[Exercise requirements]:
For the data below, please report each line where the word "province" is found.

== Given data

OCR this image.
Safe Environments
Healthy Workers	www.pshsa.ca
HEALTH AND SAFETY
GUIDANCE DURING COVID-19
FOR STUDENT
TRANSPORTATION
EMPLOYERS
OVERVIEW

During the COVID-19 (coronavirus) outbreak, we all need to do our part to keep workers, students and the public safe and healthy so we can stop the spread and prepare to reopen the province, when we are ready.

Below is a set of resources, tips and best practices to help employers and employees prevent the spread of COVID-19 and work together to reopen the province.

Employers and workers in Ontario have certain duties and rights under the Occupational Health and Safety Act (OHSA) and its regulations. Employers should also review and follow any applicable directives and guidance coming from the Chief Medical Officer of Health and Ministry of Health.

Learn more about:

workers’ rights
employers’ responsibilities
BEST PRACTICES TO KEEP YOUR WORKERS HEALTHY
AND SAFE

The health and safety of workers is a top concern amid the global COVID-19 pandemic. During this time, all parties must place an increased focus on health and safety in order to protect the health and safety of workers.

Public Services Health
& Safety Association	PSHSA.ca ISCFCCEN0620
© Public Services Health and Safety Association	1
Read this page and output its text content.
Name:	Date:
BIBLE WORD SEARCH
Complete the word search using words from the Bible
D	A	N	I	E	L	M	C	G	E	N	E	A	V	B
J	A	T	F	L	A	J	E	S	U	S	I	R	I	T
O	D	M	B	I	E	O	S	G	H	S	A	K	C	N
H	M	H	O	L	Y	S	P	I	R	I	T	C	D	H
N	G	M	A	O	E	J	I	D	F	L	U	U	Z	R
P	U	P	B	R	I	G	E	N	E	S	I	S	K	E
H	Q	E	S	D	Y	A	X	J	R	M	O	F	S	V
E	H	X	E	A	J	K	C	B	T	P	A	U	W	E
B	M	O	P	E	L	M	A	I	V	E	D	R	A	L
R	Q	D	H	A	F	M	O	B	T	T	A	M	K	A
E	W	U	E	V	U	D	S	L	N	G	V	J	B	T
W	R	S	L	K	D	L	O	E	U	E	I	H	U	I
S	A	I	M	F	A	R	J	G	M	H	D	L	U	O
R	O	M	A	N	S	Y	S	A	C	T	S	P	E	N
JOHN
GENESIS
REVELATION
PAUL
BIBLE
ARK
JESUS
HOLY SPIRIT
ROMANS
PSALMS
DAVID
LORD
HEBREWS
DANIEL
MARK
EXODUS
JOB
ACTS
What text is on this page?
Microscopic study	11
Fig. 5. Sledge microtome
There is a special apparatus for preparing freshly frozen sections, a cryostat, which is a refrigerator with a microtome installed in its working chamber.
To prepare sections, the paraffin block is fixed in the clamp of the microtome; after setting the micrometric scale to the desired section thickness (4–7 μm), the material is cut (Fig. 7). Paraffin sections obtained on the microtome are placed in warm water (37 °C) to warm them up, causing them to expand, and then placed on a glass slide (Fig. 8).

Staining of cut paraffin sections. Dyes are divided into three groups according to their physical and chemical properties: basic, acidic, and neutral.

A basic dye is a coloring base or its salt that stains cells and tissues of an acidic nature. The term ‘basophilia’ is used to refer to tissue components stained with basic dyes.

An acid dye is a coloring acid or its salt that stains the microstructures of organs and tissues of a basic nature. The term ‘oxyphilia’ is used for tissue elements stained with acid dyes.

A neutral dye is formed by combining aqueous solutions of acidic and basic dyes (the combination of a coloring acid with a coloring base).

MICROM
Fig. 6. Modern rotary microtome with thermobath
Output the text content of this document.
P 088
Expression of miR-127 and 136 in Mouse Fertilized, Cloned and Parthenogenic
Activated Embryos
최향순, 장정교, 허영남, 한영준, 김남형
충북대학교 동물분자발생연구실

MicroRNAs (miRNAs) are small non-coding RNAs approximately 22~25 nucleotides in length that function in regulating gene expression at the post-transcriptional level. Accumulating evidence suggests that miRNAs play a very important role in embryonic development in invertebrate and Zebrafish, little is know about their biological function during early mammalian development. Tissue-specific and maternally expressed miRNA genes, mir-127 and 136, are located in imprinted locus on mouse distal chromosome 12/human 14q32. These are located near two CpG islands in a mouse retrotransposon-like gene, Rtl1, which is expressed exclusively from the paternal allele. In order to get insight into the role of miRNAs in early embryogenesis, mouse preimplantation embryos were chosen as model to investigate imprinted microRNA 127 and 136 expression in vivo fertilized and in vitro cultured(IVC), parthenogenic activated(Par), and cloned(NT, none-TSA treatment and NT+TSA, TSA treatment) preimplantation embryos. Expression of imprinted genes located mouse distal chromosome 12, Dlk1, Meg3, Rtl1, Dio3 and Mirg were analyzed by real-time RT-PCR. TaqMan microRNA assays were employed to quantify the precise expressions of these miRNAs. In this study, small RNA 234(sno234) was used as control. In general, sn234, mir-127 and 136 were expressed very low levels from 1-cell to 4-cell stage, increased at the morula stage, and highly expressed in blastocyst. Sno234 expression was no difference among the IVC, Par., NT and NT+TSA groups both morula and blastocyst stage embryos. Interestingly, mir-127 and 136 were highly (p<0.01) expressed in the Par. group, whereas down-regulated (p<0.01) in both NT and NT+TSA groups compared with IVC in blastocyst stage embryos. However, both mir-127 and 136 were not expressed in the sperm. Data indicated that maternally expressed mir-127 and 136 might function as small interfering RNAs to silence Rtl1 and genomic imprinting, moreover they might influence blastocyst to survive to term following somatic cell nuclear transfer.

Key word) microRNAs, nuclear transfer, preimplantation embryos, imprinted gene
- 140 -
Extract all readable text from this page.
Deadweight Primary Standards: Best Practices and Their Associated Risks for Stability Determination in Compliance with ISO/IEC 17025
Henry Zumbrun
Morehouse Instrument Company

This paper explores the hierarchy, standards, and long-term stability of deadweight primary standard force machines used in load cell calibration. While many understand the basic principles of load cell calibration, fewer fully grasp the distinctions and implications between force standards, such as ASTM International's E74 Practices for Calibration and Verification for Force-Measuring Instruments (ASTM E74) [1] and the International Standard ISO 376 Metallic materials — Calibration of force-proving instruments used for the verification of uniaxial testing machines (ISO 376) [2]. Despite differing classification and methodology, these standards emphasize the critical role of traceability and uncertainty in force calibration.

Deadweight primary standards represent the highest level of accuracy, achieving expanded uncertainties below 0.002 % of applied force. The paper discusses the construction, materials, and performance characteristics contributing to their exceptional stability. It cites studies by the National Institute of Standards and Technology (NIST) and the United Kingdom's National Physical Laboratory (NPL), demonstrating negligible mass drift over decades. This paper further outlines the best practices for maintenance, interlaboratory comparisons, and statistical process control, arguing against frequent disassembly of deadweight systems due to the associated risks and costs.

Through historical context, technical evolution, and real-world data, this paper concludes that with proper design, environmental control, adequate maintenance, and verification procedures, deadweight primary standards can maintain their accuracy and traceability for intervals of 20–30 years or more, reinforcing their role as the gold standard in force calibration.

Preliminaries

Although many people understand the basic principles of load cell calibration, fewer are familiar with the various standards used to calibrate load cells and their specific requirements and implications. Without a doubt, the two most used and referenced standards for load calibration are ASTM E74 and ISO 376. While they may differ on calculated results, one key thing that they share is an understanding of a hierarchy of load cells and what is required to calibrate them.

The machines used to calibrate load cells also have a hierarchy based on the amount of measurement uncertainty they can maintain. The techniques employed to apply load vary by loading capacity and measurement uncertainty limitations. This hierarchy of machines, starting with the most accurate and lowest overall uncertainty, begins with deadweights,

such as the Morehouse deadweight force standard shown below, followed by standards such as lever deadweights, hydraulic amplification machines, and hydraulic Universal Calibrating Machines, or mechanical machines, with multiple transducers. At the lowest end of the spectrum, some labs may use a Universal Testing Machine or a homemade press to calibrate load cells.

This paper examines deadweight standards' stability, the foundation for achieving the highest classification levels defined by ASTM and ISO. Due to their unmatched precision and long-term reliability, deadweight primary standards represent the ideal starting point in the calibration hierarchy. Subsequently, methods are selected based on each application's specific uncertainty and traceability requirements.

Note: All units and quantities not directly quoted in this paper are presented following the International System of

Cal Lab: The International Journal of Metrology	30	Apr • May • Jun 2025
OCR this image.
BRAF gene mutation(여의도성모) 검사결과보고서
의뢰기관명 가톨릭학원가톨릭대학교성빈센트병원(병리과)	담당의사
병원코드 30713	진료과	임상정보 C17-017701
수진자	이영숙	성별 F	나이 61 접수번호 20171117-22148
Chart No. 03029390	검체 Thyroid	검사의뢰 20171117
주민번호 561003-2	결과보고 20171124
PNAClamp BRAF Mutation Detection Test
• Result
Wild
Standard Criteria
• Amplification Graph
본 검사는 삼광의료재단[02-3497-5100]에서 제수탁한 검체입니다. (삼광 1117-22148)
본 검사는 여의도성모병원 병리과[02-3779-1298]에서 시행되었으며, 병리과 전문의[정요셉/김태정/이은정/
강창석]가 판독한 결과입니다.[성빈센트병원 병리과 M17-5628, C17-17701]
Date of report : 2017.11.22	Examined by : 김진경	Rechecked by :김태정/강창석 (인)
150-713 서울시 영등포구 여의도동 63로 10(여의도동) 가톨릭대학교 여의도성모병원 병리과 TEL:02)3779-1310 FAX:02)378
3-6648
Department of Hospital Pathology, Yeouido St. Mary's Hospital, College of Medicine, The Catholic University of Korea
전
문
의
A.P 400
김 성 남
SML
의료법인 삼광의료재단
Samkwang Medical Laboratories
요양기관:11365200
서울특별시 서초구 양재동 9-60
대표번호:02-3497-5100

====

[Task output]:
During the COVID-19 (coronavirus) outbreak, we all need to do our part to keep workers, students and the public safe and healthy so we can stop the spread and prepare to reopen the province, when we are ready.
Below is a set of resources, tips and best practices to help employers and employees prevent the spread of COVID-19 and work together to reopen the province.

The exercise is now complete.